● Request
Please write the listing below out again exactly, leaving every picture behind.

● The data
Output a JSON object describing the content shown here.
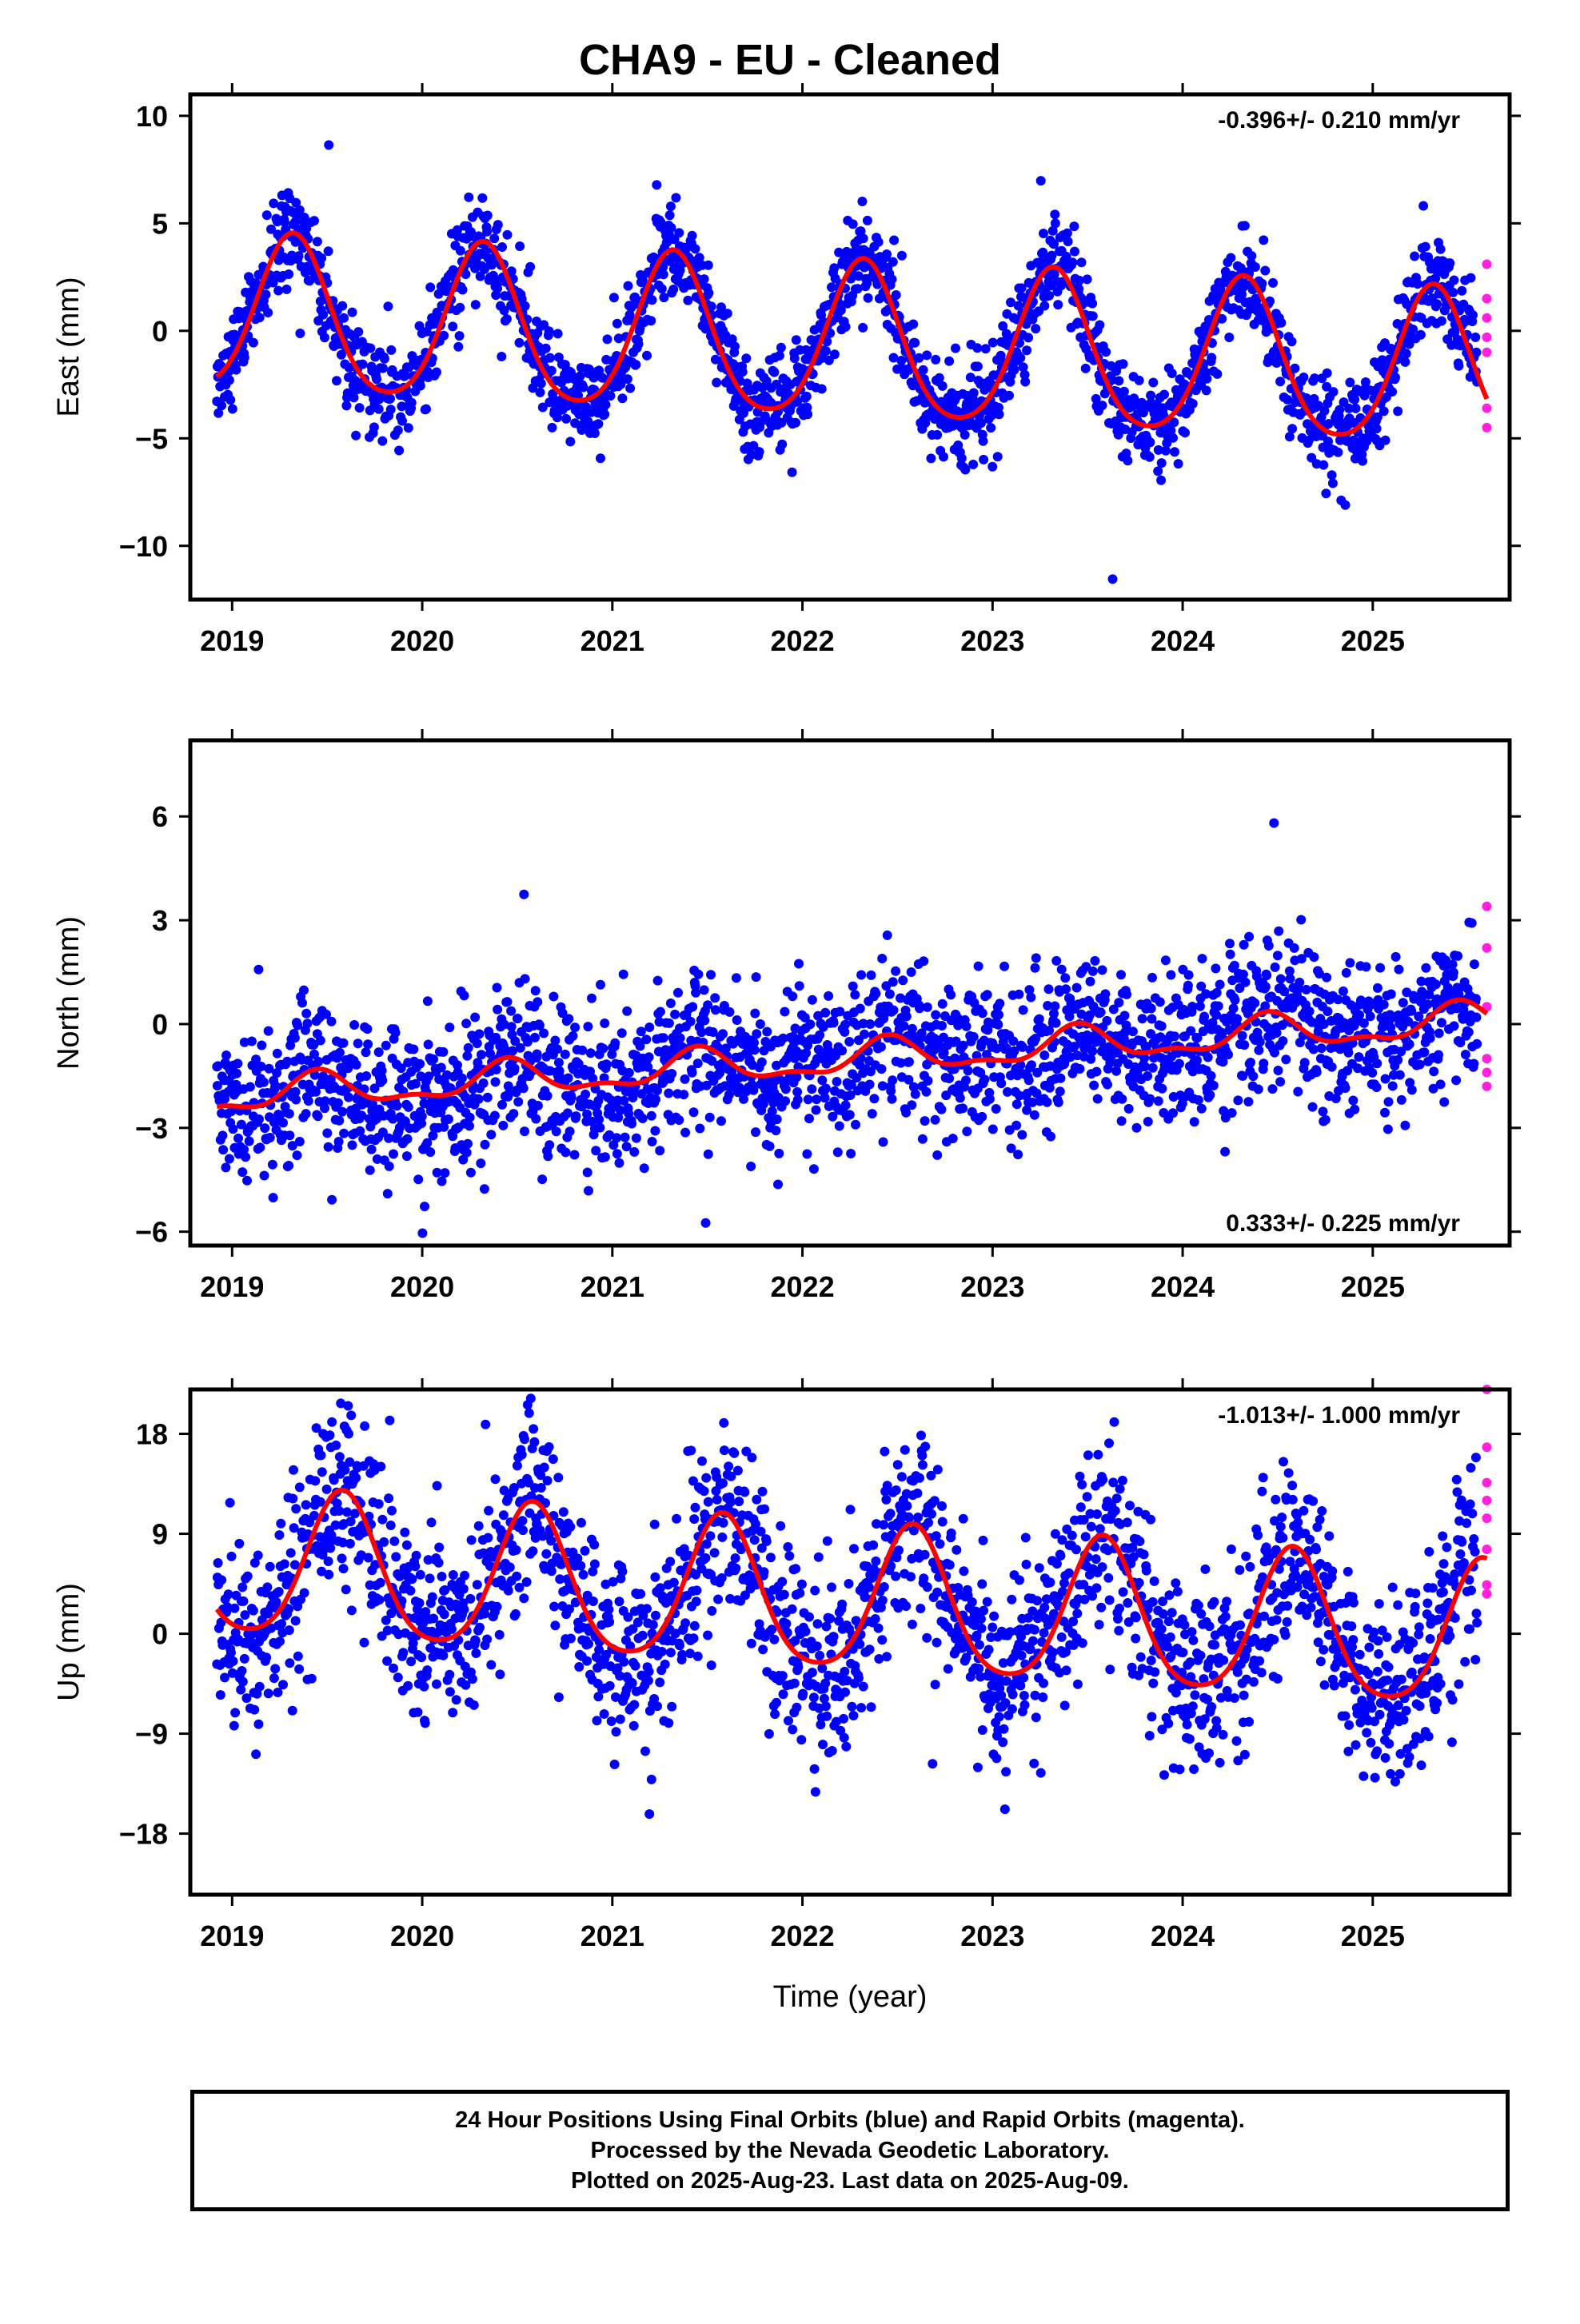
{
  "title": "CHA9  - EU - Cleaned",
  "colors": {
    "final_orbits": "#0000ff",
    "rapid_orbits": "#ff22dd",
    "model": "#ff0000",
    "axis": "#000000"
  },
  "footer": {
    "line1": "24 Hour Positions Using Final Orbits (blue) and Rapid Orbits (magenta).",
    "line2": "Processed by the Nevada Geodetic Laboratory.",
    "line3": "Plotted on 2025-Aug-23. Last data on 2025-Aug-09."
  },
  "chart_data": [
    {
      "type": "scatter",
      "component": "east",
      "ylabel": "East (mm)",
      "xlabel": "",
      "xlim": [
        2018.78,
        2025.72
      ],
      "ylim": [
        -12.5,
        11.0
      ],
      "xticks": [
        2019,
        2020,
        2021,
        2022,
        2023,
        2024,
        2025
      ],
      "yticks": [
        10,
        5,
        0,
        -5,
        -10
      ],
      "ytick_labels": [
        "10",
        "5",
        "0",
        "−5",
        "−10"
      ],
      "rate": "-0.396+/- 0.210 mm/yr",
      "rate_position": "top-right",
      "model": {
        "annual_amp": 3.6,
        "phase_peak": 0.32,
        "trend": -0.396,
        "offset": -0.6,
        "semi_amp": 0.5
      },
      "model_curve": {
        "x": [
          2018.92,
          2019.33,
          2019.92,
          2020.33,
          2020.92,
          2021.33,
          2021.92,
          2022.33,
          2022.92,
          2023.33,
          2023.92,
          2024.33,
          2024.92,
          2025.38,
          2025.6
        ],
        "y": [
          -2.5,
          3.9,
          -2.9,
          3.4,
          -3.3,
          3.0,
          -3.7,
          2.6,
          -4.2,
          2.2,
          -4.5,
          1.8,
          -4.9,
          1.5,
          -0.9
        ]
      },
      "series": [
        {
          "name": "Final Orbits",
          "x_range": [
            2018.92,
            2025.55
          ],
          "noise": 1.1
        },
        {
          "name": "Rapid Orbits",
          "x": [
            2025.6,
            2025.6,
            2025.6,
            2025.6,
            2025.6,
            2025.6,
            2025.6
          ],
          "y": [
            3.1,
            1.5,
            -0.3,
            -1.0,
            -3.6,
            -4.5,
            0.6
          ]
        }
      ]
    },
    {
      "type": "scatter",
      "component": "north",
      "ylabel": "North (mm)",
      "xlabel": "",
      "xlim": [
        2018.78,
        2025.72
      ],
      "ylim": [
        -6.4,
        8.2
      ],
      "xticks": [
        2019,
        2020,
        2021,
        2022,
        2023,
        2024,
        2025
      ],
      "yticks": [
        6,
        3,
        0,
        -3,
        -6
      ],
      "ytick_labels": [
        "6",
        "3",
        "0",
        "−3",
        "−6"
      ],
      "rate": "0.333+/- 0.225 mm/yr",
      "rate_position": "bottom-right",
      "model": {
        "annual_amp": 0.45,
        "phase_peak": 0.45,
        "trend": 0.333,
        "offset": -1.1,
        "semi_amp": 0.2
      },
      "model_curve": {
        "x": [
          2018.92,
          2019.4,
          2019.75,
          2020.4,
          2020.75,
          2021.4,
          2021.75,
          2022.4,
          2022.75,
          2023.4,
          2023.75,
          2024.4,
          2024.75,
          2025.45,
          2025.6
        ],
        "y": [
          -1.1,
          -0.4,
          -1.8,
          -0.1,
          -1.5,
          0.3,
          -1.2,
          0.6,
          -0.9,
          0.9,
          -0.6,
          1.3,
          -0.2,
          1.6,
          0.7
        ]
      },
      "series": [
        {
          "name": "Final Orbits",
          "x_range": [
            2018.92,
            2025.55
          ],
          "noise": 1.1
        },
        {
          "name": "Rapid Orbits",
          "x": [
            2025.6,
            2025.6,
            2025.6,
            2025.6,
            2025.6,
            2025.6
          ],
          "y": [
            3.4,
            2.2,
            0.5,
            -1.0,
            -1.4,
            -1.8
          ]
        }
      ]
    },
    {
      "type": "scatter",
      "component": "up",
      "ylabel": "Up (mm)",
      "xlabel": "Time (year)",
      "xlim": [
        2018.78,
        2025.72
      ],
      "ylim": [
        -23.5,
        22.0
      ],
      "xticks": [
        2019,
        2020,
        2021,
        2022,
        2023,
        2024,
        2025
      ],
      "yticks": [
        18,
        9,
        0,
        -9,
        -18
      ],
      "ytick_labels": [
        "18",
        "9",
        "0",
        "−9",
        "−18"
      ],
      "rate": "-1.013+/- 1.000 mm/yr",
      "rate_position": "top-right",
      "model": {
        "annual_amp": 6.5,
        "phase_peak": 0.58,
        "trend": -1.013,
        "offset": 3.0,
        "semi_amp": 1.0
      },
      "model_curve": {
        "x": [
          2018.92,
          2019.2,
          2019.58,
          2020.2,
          2020.58,
          2021.2,
          2021.58,
          2022.2,
          2022.58,
          2023.2,
          2023.58,
          2024.2,
          2024.58,
          2025.2,
          2025.6
        ],
        "y": [
          2.5,
          -3.0,
          9.8,
          -4.3,
          8.7,
          -5.5,
          7.7,
          -6.5,
          6.8,
          -7.5,
          5.6,
          -8.6,
          4.7,
          -9.5,
          3.5
        ]
      },
      "series": [
        {
          "name": "Final Orbits",
          "x_range": [
            2018.92,
            2025.55
          ],
          "noise": 4.2
        },
        {
          "name": "Rapid Orbits",
          "x": [
            2025.6,
            2025.6,
            2025.6,
            2025.6,
            2025.6,
            2025.6,
            2025.6,
            2025.6
          ],
          "y": [
            22.0,
            16.8,
            13.6,
            12.0,
            10.4,
            7.6,
            4.4,
            3.6
          ]
        }
      ]
    }
  ]
}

● Expected output
Output a JSON object describing the content shown here.
{
  "title": "CHA9  - EU - Cleaned",
  "colors": {
    "final_orbits": "#0000ff",
    "rapid_orbits": "#ff22dd",
    "model": "#ff0000",
    "axis": "#000000"
  },
  "footer": {
    "line1": "24 Hour Positions Using Final Orbits (blue) and Rapid Orbits (magenta).",
    "line2": "Processed by the Nevada Geodetic Laboratory.",
    "line3": "Plotted on 2025-Aug-23. Last data on 2025-Aug-09."
  },
  "chart_data": [
    {
      "type": "scatter",
      "component": "east",
      "ylabel": "East (mm)",
      "xlabel": "",
      "xlim": [
        2018.78,
        2025.72
      ],
      "ylim": [
        -12.5,
        11.0
      ],
      "xticks": [
        2019,
        2020,
        2021,
        2022,
        2023,
        2024,
        2025
      ],
      "yticks": [
        10,
        5,
        0,
        -5,
        -10
      ],
      "ytick_labels": [
        "10",
        "5",
        "0",
        "−5",
        "−10"
      ],
      "rate": "-0.396+/- 0.210 mm/yr",
      "rate_position": "top-right",
      "model": {
        "annual_amp": 3.6,
        "phase_peak": 0.32,
        "trend": -0.396,
        "offset": -0.6,
        "semi_amp": 0.5
      },
      "model_curve": {
        "x": [
          2018.92,
          2019.33,
          2019.92,
          2020.33,
          2020.92,
          2021.33,
          2021.92,
          2022.33,
          2022.92,
          2023.33,
          2023.92,
          2024.33,
          2024.92,
          2025.38,
          2025.6
        ],
        "y": [
          -2.5,
          3.9,
          -2.9,
          3.4,
          -3.3,
          3.0,
          -3.7,
          2.6,
          -4.2,
          2.2,
          -4.5,
          1.8,
          -4.9,
          1.5,
          -0.9
        ]
      },
      "series": [
        {
          "name": "Final Orbits",
          "x_range": [
            2018.92,
            2025.55
          ],
          "noise": 1.1
        },
        {
          "name": "Rapid Orbits",
          "x": [
            2025.6,
            2025.6,
            2025.6,
            2025.6,
            2025.6,
            2025.6,
            2025.6
          ],
          "y": [
            3.1,
            1.5,
            -0.3,
            -1.0,
            -3.6,
            -4.5,
            0.6
          ]
        }
      ]
    },
    {
      "type": "scatter",
      "component": "north",
      "ylabel": "North (mm)",
      "xlabel": "",
      "xlim": [
        2018.78,
        2025.72
      ],
      "ylim": [
        -6.4,
        8.2
      ],
      "xticks": [
        2019,
        2020,
        2021,
        2022,
        2023,
        2024,
        2025
      ],
      "yticks": [
        6,
        3,
        0,
        -3,
        -6
      ],
      "ytick_labels": [
        "6",
        "3",
        "0",
        "−3",
        "−6"
      ],
      "rate": "0.333+/- 0.225 mm/yr",
      "rate_position": "bottom-right",
      "model": {
        "annual_amp": 0.45,
        "phase_peak": 0.45,
        "trend": 0.333,
        "offset": -1.1,
        "semi_amp": 0.2
      },
      "model_curve": {
        "x": [
          2018.92,
          2019.4,
          2019.75,
          2020.4,
          2020.75,
          2021.4,
          2021.75,
          2022.4,
          2022.75,
          2023.4,
          2023.75,
          2024.4,
          2024.75,
          2025.45,
          2025.6
        ],
        "y": [
          -1.1,
          -0.4,
          -1.8,
          -0.1,
          -1.5,
          0.3,
          -1.2,
          0.6,
          -0.9,
          0.9,
          -0.6,
          1.3,
          -0.2,
          1.6,
          0.7
        ]
      },
      "series": [
        {
          "name": "Final Orbits",
          "x_range": [
            2018.92,
            2025.55
          ],
          "noise": 1.1
        },
        {
          "name": "Rapid Orbits",
          "x": [
            2025.6,
            2025.6,
            2025.6,
            2025.6,
            2025.6,
            2025.6
          ],
          "y": [
            3.4,
            2.2,
            0.5,
            -1.0,
            -1.4,
            -1.8
          ]
        }
      ]
    },
    {
      "type": "scatter",
      "component": "up",
      "ylabel": "Up (mm)",
      "xlabel": "Time (year)",
      "xlim": [
        2018.78,
        2025.72
      ],
      "ylim": [
        -23.5,
        22.0
      ],
      "xticks": [
        2019,
        2020,
        2021,
        2022,
        2023,
        2024,
        2025
      ],
      "yticks": [
        18,
        9,
        0,
        -9,
        -18
      ],
      "ytick_labels": [
        "18",
        "9",
        "0",
        "−9",
        "−18"
      ],
      "rate": "-1.013+/- 1.000 mm/yr",
      "rate_position": "top-right",
      "model": {
        "annual_amp": 6.5,
        "phase_peak": 0.58,
        "trend": -1.013,
        "offset": 3.0,
        "semi_amp": 1.0
      },
      "model_curve": {
        "x": [
          2018.92,
          2019.2,
          2019.58,
          2020.2,
          2020.58,
          2021.2,
          2021.58,
          2022.2,
          2022.58,
          2023.2,
          2023.58,
          2024.2,
          2024.58,
          2025.2,
          2025.6
        ],
        "y": [
          2.5,
          -3.0,
          9.8,
          -4.3,
          8.7,
          -5.5,
          7.7,
          -6.5,
          6.8,
          -7.5,
          5.6,
          -8.6,
          4.7,
          -9.5,
          3.5
        ]
      },
      "series": [
        {
          "name": "Final Orbits",
          "x_range": [
            2018.92,
            2025.55
          ],
          "noise": 4.2
        },
        {
          "name": "Rapid Orbits",
          "x": [
            2025.6,
            2025.6,
            2025.6,
            2025.6,
            2025.6,
            2025.6,
            2025.6,
            2025.6
          ],
          "y": [
            22.0,
            16.8,
            13.6,
            12.0,
            10.4,
            7.6,
            4.4,
            3.6
          ]
        }
      ]
    }
  ]
}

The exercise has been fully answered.